_Fragment tekstu_.
┌──
Wiosna wreszcie do nas zawitała wczoraj - taka prawdziwa, słoneczna, ciepła i pachnąca. Aż się chciało chcieć:-) Pracowałam przy otwartych oknach i drzwiach balkonowych, co koty skrupulatnie wykorzystały, aby poleżakować na balkonie i popławić się w promieniach słońca. Trzasnęłam parę fotek, na których widać, że Pulpecja na przykład wyraźnie dąży do kształtu idealnego, a w zasadzie to już go osiągnęła ;-P
Kulka, prawda? Zanim wsiądziecie na mnie za tuczenie kota - ona się nie obżera, nie je więcej niż pozostałe koty, nie wyjada im z misek - chyba po prostu postanowiła, że lubi barokowe kształty, albo odbija sobie chude lata. Trudno uwierzyć, że gdy do nas zawitała sylwetką przypominała syjamolka ;-P (i mam na to dowody w postaci zdjęć!!!
└──
_Sekcja danych_.
┌──
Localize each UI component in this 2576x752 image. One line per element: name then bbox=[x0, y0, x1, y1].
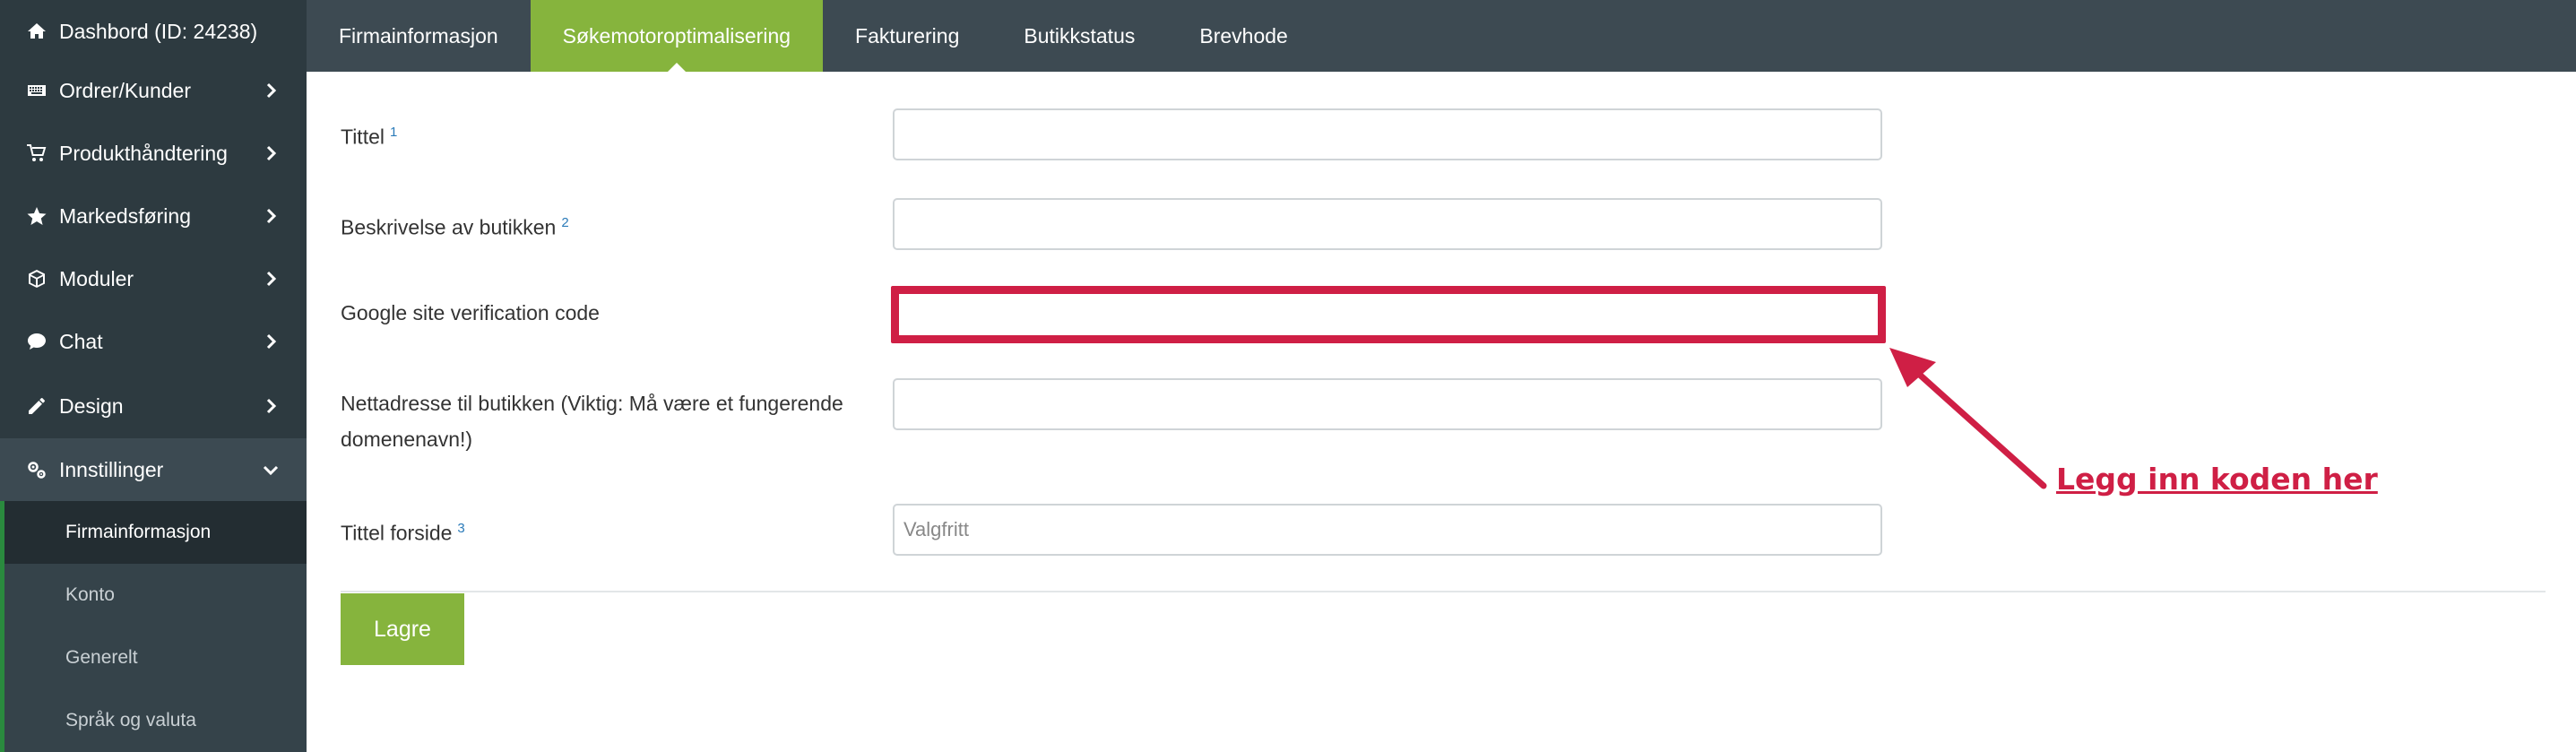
└──
_Polecenia_.
a - Co według tekstu o kotach i wiośnie robiły koty, gdy okna i drzwi balkonowe były otwarte?
b - Kontynuuj tekst o kotach i wiośnie, zaczynając zaraz po jego ostatnim zdaniu.

_Odpowiedzi_.
a - Leżakowały na balkonie i wygrzewały się w promieniach słońca.

b -
Miniunia za to spędziła wczorajszy dzień na wewnętrznym parapecie okna balkonowego, skąd mogła kłapać szczęką na gołębie rezydujące na dachu przeciwległego bloku i w ogóle mieć oko na wszystko oraz korzystać ze słońca.
Jak widać, czuje się nieźle, zauważyłam, że czasem lekko drży jej jedna nóżka przez moment, ale atak się nie powtórzył. Poza tym szaleje jak pijany zając w kapuście, a w przerwach strasznie się do nas tuli - czyli norma :-)
PS: Stanisław miał wiosnę w pompie paliwowej i spał pod kocem - stąd brak dokumentacji foto ;-)
3 komentarze:
Cudne te Twoje koty! *^v^*
Kotka mojego teścia też tak ma - była malutkim chudziutkim pręgowanym buraskiem, a po kilku latach stała się kulą w paski z mała główką, nóżkami i ogonkiem! ^^ I też sie nie objada, to widocznie uwielbienie dla form kulistych! ^^
koty wiedzą, co dobre :-) Koty kazały podziękować za komplementy.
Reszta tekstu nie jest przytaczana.